### Aim of the task
Check every line below for the word "FGSM" and show those that hold it.

++++ Raw records ++++

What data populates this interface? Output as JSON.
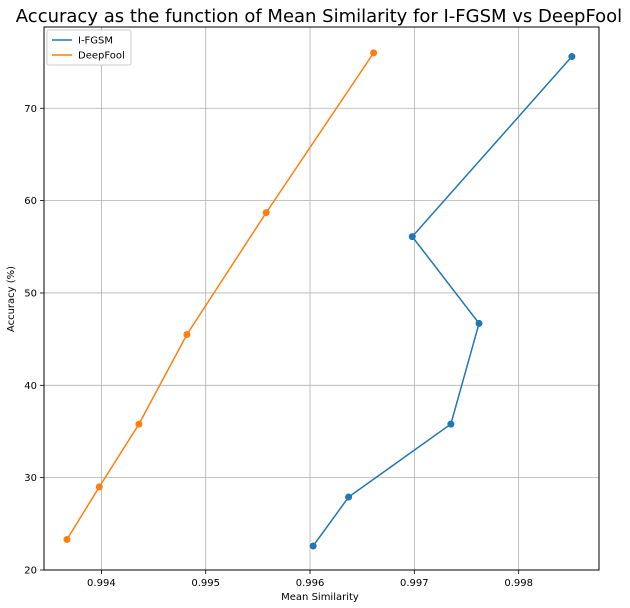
{
  "chart_data": {
    "type": "line",
    "title": "Accuracy as the function of Mean Similarity for I-FGSM vs DeepFool",
    "xlabel": "Mean Similarity",
    "ylabel": "Accuracy (%)",
    "xlim": [
      0.99345,
      0.99877
    ],
    "ylim": [
      20,
      78.8
    ],
    "x_ticks": [
      0.994,
      0.995,
      0.996,
      0.997,
      0.998
    ],
    "y_ticks": [
      20,
      30,
      40,
      50,
      60,
      70
    ],
    "grid": true,
    "legend_position": "top-left",
    "series": [
      {
        "name": "I-FGSM",
        "color": "#1f77b4",
        "x": [
          0.99603,
          0.99637,
          0.99735,
          0.99762,
          0.99698,
          0.99851
        ],
        "y": [
          22.6,
          27.9,
          35.8,
          46.7,
          56.1,
          75.6
        ]
      },
      {
        "name": "DeepFool",
        "color": "#ff7f0e",
        "x": [
          0.99367,
          0.99398,
          0.99436,
          0.99482,
          0.99558,
          0.99661
        ],
        "y": [
          23.3,
          29.0,
          35.8,
          45.5,
          58.7,
          76.0
        ]
      }
    ]
  }
}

++++

### Completed task
    "title": "Accuracy as the function of Mean Similarity for I-FGSM vs DeepFool",
        "name": "I-FGSM",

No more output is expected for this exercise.